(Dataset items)
********
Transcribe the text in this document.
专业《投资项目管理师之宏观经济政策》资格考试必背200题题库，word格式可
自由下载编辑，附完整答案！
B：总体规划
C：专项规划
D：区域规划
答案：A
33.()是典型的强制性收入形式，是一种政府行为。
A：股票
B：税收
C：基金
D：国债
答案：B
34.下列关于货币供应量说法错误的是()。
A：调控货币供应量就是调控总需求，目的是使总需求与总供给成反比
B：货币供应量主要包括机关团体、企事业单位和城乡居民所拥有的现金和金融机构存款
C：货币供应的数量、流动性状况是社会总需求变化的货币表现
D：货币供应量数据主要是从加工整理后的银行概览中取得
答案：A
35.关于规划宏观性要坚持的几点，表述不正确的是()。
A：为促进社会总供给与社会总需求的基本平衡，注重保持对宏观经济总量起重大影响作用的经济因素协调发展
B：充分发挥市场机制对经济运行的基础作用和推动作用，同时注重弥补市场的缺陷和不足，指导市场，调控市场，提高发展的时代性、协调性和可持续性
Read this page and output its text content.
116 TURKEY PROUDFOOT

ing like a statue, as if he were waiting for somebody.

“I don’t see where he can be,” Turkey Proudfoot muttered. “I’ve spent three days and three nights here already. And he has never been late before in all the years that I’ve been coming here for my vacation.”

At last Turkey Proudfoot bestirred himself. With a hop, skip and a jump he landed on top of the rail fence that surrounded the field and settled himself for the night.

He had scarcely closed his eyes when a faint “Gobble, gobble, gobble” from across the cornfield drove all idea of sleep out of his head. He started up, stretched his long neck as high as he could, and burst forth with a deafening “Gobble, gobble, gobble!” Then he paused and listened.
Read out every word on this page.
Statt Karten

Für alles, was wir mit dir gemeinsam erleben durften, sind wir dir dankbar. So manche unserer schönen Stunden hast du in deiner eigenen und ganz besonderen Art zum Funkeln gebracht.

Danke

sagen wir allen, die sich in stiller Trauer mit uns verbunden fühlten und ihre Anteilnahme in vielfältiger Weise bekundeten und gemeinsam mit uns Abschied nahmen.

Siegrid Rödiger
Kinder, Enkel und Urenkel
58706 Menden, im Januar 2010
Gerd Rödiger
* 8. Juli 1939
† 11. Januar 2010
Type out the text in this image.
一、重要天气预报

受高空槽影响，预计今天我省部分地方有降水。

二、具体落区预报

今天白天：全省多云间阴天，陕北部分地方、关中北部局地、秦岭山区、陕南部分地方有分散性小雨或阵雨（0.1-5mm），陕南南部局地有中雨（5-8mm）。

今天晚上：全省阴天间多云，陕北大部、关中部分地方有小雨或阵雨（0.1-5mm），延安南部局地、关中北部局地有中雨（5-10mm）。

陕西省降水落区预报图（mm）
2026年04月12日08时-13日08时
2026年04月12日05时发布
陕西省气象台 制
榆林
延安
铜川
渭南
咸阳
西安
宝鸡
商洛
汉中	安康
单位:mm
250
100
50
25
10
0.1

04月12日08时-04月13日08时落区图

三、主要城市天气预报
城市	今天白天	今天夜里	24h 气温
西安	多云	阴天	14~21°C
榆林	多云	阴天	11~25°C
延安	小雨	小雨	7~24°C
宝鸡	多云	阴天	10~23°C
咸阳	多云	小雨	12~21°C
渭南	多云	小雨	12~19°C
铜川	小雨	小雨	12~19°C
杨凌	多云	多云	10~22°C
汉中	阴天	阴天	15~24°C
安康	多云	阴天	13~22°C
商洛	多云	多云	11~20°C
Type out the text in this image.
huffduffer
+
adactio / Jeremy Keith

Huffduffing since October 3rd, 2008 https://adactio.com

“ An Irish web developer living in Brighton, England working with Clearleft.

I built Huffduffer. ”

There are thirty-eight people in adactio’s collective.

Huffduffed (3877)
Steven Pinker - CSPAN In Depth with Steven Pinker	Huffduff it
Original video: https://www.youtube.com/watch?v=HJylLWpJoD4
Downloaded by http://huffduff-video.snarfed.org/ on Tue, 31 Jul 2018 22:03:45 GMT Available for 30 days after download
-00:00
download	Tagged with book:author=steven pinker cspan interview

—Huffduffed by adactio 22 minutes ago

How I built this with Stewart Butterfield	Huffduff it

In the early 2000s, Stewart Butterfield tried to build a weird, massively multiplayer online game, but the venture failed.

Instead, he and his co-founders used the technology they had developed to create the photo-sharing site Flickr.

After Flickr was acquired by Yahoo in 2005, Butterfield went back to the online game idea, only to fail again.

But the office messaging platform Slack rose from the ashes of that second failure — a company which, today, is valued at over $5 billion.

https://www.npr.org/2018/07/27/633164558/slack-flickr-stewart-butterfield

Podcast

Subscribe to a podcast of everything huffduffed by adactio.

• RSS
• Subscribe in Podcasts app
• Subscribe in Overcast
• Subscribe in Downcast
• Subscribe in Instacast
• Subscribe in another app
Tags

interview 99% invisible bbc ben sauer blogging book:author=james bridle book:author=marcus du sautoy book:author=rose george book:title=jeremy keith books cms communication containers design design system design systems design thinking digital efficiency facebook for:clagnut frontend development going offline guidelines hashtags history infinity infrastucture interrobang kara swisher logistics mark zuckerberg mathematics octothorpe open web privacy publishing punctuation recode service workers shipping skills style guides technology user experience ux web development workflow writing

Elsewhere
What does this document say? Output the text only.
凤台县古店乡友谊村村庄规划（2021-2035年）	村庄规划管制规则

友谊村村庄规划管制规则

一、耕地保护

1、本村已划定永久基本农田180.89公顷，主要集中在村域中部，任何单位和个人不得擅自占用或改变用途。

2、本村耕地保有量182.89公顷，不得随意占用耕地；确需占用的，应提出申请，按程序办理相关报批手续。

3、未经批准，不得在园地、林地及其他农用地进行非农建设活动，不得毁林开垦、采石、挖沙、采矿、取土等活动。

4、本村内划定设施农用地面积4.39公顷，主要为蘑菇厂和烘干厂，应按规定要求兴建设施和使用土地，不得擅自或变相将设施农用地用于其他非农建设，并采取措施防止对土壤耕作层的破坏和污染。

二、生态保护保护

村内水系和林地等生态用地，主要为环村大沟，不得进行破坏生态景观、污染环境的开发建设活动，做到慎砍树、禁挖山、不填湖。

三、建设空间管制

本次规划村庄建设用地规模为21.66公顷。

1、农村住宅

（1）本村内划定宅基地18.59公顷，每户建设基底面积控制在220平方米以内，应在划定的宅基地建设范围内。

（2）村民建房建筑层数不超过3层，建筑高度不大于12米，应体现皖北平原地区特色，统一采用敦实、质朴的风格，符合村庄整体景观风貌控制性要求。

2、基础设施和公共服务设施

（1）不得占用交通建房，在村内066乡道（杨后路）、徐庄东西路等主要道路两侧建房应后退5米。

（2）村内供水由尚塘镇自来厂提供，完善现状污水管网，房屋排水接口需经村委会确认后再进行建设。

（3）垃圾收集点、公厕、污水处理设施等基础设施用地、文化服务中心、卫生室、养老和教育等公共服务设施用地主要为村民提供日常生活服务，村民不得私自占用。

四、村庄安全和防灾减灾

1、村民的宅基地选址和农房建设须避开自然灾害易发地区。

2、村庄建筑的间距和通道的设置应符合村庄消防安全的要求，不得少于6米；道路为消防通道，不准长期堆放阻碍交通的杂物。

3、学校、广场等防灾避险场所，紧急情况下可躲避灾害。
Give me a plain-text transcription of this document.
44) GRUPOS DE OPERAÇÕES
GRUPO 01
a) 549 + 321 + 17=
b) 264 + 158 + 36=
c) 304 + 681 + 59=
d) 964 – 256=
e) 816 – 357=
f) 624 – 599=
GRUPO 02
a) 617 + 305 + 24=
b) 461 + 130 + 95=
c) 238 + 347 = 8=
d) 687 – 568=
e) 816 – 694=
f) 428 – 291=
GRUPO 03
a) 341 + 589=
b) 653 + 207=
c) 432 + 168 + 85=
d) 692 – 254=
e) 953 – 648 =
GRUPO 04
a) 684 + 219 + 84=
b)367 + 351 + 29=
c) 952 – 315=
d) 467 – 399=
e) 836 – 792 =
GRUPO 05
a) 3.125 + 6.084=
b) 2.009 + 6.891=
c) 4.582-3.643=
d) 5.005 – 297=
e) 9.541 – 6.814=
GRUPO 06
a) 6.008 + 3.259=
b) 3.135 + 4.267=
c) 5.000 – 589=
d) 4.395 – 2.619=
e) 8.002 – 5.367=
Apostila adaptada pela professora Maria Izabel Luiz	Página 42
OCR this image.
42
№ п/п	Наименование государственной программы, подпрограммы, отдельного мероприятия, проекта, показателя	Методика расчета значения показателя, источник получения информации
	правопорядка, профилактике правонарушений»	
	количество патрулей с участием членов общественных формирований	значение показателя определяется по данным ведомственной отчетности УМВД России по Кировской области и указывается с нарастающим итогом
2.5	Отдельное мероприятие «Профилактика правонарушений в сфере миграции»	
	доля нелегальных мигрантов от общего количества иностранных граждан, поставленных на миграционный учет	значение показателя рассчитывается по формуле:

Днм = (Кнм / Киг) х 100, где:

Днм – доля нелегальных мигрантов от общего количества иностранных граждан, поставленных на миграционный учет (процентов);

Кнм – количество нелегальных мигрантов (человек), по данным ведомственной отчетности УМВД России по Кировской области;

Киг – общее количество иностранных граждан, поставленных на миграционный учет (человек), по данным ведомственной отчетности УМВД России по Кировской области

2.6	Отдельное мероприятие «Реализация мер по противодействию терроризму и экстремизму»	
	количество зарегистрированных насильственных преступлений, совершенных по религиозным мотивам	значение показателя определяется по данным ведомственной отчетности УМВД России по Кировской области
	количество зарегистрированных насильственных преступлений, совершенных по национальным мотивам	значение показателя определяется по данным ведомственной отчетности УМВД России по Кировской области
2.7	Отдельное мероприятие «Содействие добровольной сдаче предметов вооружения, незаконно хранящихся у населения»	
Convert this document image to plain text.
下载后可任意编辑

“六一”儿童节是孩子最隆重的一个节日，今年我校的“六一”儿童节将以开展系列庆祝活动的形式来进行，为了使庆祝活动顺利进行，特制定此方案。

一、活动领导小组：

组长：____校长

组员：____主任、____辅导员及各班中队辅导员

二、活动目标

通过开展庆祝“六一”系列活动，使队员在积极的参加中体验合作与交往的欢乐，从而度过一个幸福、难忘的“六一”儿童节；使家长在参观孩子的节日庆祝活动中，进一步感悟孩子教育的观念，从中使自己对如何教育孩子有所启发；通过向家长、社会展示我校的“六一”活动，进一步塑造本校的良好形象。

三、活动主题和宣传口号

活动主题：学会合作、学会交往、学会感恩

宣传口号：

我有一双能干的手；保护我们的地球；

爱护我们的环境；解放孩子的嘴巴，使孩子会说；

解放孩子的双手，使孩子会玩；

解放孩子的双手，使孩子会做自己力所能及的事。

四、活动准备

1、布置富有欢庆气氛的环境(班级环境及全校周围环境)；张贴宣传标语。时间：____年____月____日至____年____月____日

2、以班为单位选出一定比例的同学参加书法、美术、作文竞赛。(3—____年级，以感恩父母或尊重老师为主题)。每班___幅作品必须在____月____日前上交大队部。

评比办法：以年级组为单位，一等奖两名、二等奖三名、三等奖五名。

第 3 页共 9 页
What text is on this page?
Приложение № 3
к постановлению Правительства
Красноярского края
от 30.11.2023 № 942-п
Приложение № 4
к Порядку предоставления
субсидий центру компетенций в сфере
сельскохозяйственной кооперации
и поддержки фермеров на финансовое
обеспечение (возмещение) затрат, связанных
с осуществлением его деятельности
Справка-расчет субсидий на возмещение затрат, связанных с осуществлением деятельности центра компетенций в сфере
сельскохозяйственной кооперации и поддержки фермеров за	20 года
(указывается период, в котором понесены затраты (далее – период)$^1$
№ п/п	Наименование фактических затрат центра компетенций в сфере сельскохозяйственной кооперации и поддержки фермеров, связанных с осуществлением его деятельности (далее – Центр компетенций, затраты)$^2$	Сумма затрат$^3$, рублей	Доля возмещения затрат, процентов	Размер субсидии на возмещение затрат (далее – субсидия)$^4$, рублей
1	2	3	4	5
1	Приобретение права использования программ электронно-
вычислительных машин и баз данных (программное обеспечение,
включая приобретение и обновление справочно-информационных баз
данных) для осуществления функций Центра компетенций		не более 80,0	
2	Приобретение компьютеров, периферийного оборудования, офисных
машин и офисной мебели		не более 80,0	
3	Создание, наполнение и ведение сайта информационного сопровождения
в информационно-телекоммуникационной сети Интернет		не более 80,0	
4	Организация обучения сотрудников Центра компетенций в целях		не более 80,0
********
Among the lines of the material, find those that hold the word "человек" and copy them.

• [THE RESULT]:
Кнм – количество нелегальных мигрантов (человек), по данным ведомственной отчетности УМВД России по Кировской области;
Киг – общее количество иностранных граждан, поставленных на миграционный учет (человек), по данным ведомственной отчетности УМВД России по Кировской области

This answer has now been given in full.